-- start Listing --

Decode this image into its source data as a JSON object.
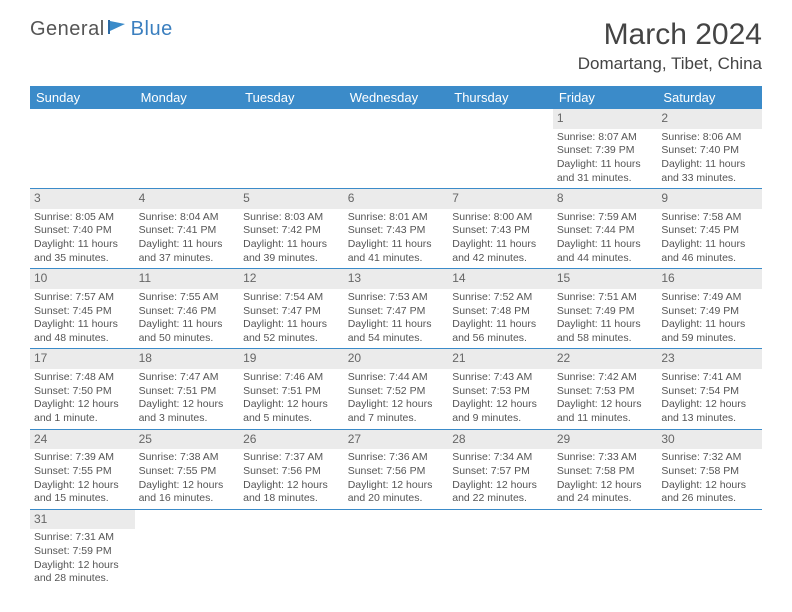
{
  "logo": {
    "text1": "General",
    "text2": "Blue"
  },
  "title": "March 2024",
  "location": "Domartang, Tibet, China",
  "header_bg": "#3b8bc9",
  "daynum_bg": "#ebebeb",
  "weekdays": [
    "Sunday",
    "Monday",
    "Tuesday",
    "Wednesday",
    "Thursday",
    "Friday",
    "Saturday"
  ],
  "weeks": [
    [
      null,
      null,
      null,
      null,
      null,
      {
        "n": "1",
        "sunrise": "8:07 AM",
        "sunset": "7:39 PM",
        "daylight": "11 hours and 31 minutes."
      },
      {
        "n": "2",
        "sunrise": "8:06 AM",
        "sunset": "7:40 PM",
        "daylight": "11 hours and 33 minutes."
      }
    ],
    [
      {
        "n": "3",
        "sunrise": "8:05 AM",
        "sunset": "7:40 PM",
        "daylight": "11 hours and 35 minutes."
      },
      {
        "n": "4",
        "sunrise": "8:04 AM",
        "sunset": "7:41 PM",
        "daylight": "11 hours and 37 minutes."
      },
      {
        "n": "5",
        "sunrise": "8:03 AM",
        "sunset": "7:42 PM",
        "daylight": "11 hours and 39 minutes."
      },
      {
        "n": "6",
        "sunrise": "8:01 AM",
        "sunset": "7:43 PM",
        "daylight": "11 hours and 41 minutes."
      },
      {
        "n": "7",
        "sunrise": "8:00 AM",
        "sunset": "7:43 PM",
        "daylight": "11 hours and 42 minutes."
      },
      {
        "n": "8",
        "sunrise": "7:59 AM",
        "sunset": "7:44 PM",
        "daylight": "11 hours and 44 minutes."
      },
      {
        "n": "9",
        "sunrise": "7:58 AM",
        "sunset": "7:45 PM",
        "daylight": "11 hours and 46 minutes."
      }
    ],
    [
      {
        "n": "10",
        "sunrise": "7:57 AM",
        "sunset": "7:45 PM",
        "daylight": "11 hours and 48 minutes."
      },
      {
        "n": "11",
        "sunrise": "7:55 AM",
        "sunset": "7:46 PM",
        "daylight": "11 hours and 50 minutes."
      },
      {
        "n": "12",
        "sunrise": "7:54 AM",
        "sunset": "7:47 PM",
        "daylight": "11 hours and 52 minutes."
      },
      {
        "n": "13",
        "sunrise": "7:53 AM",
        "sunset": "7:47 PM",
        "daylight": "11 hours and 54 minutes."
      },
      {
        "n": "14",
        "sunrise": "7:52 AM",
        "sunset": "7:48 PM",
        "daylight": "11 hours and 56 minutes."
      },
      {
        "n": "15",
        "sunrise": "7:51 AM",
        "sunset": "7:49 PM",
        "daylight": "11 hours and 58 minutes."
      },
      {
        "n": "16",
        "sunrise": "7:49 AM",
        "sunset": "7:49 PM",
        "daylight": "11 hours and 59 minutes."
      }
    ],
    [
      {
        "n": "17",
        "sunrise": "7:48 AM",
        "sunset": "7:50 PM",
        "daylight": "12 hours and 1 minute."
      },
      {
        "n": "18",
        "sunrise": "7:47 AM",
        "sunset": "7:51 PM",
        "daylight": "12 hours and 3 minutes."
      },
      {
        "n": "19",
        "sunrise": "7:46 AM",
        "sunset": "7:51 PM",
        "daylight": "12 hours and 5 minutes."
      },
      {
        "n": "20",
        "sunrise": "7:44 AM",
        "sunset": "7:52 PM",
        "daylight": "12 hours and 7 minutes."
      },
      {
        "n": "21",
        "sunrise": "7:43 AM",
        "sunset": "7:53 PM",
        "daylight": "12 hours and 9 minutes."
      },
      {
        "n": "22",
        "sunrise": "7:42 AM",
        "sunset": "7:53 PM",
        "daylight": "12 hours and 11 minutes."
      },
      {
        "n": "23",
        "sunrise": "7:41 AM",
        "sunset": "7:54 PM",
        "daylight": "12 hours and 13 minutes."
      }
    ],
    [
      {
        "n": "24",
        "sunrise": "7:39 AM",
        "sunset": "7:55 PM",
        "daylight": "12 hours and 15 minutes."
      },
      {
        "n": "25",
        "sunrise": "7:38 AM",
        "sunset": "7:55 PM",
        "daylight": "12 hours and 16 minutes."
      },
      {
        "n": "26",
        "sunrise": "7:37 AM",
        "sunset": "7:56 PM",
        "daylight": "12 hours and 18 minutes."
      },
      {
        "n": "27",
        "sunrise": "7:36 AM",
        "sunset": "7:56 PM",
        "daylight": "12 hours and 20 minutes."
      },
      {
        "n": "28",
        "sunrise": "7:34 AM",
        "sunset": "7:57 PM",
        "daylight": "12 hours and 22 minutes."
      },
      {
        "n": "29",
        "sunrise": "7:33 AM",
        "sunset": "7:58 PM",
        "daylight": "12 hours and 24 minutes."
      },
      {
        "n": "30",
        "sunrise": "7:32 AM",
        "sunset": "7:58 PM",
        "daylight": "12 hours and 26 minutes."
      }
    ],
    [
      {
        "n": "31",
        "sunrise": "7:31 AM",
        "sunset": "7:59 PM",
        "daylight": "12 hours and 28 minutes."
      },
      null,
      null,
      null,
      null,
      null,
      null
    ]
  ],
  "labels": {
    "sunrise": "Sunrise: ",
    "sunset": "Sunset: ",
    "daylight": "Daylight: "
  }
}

-- end Listing --

* What is being asked: Set every line down exactly as written, leaving each picture out.

* Correct response:
Decode this image into its source data as a JSON object.
{
  "logo": {
    "text1": "General",
    "text2": "Blue"
  },
  "title": "March 2024",
  "location": "Domartang, Tibet, China",
  "header_bg": "#3b8bc9",
  "daynum_bg": "#ebebeb",
  "weekdays": [
    "Sunday",
    "Monday",
    "Tuesday",
    "Wednesday",
    "Thursday",
    "Friday",
    "Saturday"
  ],
  "weeks": [
    [
      null,
      null,
      null,
      null,
      null,
      {
        "n": "1",
        "sunrise": "8:07 AM",
        "sunset": "7:39 PM",
        "daylight": "11 hours and 31 minutes."
      },
      {
        "n": "2",
        "sunrise": "8:06 AM",
        "sunset": "7:40 PM",
        "daylight": "11 hours and 33 minutes."
      }
    ],
    [
      {
        "n": "3",
        "sunrise": "8:05 AM",
        "sunset": "7:40 PM",
        "daylight": "11 hours and 35 minutes."
      },
      {
        "n": "4",
        "sunrise": "8:04 AM",
        "sunset": "7:41 PM",
        "daylight": "11 hours and 37 minutes."
      },
      {
        "n": "5",
        "sunrise": "8:03 AM",
        "sunset": "7:42 PM",
        "daylight": "11 hours and 39 minutes."
      },
      {
        "n": "6",
        "sunrise": "8:01 AM",
        "sunset": "7:43 PM",
        "daylight": "11 hours and 41 minutes."
      },
      {
        "n": "7",
        "sunrise": "8:00 AM",
        "sunset": "7:43 PM",
        "daylight": "11 hours and 42 minutes."
      },
      {
        "n": "8",
        "sunrise": "7:59 AM",
        "sunset": "7:44 PM",
        "daylight": "11 hours and 44 minutes."
      },
      {
        "n": "9",
        "sunrise": "7:58 AM",
        "sunset": "7:45 PM",
        "daylight": "11 hours and 46 minutes."
      }
    ],
    [
      {
        "n": "10",
        "sunrise": "7:57 AM",
        "sunset": "7:45 PM",
        "daylight": "11 hours and 48 minutes."
      },
      {
        "n": "11",
        "sunrise": "7:55 AM",
        "sunset": "7:46 PM",
        "daylight": "11 hours and 50 minutes."
      },
      {
        "n": "12",
        "sunrise": "7:54 AM",
        "sunset": "7:47 PM",
        "daylight": "11 hours and 52 minutes."
      },
      {
        "n": "13",
        "sunrise": "7:53 AM",
        "sunset": "7:47 PM",
        "daylight": "11 hours and 54 minutes."
      },
      {
        "n": "14",
        "sunrise": "7:52 AM",
        "sunset": "7:48 PM",
        "daylight": "11 hours and 56 minutes."
      },
      {
        "n": "15",
        "sunrise": "7:51 AM",
        "sunset": "7:49 PM",
        "daylight": "11 hours and 58 minutes."
      },
      {
        "n": "16",
        "sunrise": "7:49 AM",
        "sunset": "7:49 PM",
        "daylight": "11 hours and 59 minutes."
      }
    ],
    [
      {
        "n": "17",
        "sunrise": "7:48 AM",
        "sunset": "7:50 PM",
        "daylight": "12 hours and 1 minute."
      },
      {
        "n": "18",
        "sunrise": "7:47 AM",
        "sunset": "7:51 PM",
        "daylight": "12 hours and 3 minutes."
      },
      {
        "n": "19",
        "sunrise": "7:46 AM",
        "sunset": "7:51 PM",
        "daylight": "12 hours and 5 minutes."
      },
      {
        "n": "20",
        "sunrise": "7:44 AM",
        "sunset": "7:52 PM",
        "daylight": "12 hours and 7 minutes."
      },
      {
        "n": "21",
        "sunrise": "7:43 AM",
        "sunset": "7:53 PM",
        "daylight": "12 hours and 9 minutes."
      },
      {
        "n": "22",
        "sunrise": "7:42 AM",
        "sunset": "7:53 PM",
        "daylight": "12 hours and 11 minutes."
      },
      {
        "n": "23",
        "sunrise": "7:41 AM",
        "sunset": "7:54 PM",
        "daylight": "12 hours and 13 minutes."
      }
    ],
    [
      {
        "n": "24",
        "sunrise": "7:39 AM",
        "sunset": "7:55 PM",
        "daylight": "12 hours and 15 minutes."
      },
      {
        "n": "25",
        "sunrise": "7:38 AM",
        "sunset": "7:55 PM",
        "daylight": "12 hours and 16 minutes."
      },
      {
        "n": "26",
        "sunrise": "7:37 AM",
        "sunset": "7:56 PM",
        "daylight": "12 hours and 18 minutes."
      },
      {
        "n": "27",
        "sunrise": "7:36 AM",
        "sunset": "7:56 PM",
        "daylight": "12 hours and 20 minutes."
      },
      {
        "n": "28",
        "sunrise": "7:34 AM",
        "sunset": "7:57 PM",
        "daylight": "12 hours and 22 minutes."
      },
      {
        "n": "29",
        "sunrise": "7:33 AM",
        "sunset": "7:58 PM",
        "daylight": "12 hours and 24 minutes."
      },
      {
        "n": "30",
        "sunrise": "7:32 AM",
        "sunset": "7:58 PM",
        "daylight": "12 hours and 26 minutes."
      }
    ],
    [
      {
        "n": "31",
        "sunrise": "7:31 AM",
        "sunset": "7:59 PM",
        "daylight": "12 hours and 28 minutes."
      },
      null,
      null,
      null,
      null,
      null,
      null
    ]
  ],
  "labels": {
    "sunrise": "Sunrise: ",
    "sunset": "Sunset: ",
    "daylight": "Daylight: "
  }
}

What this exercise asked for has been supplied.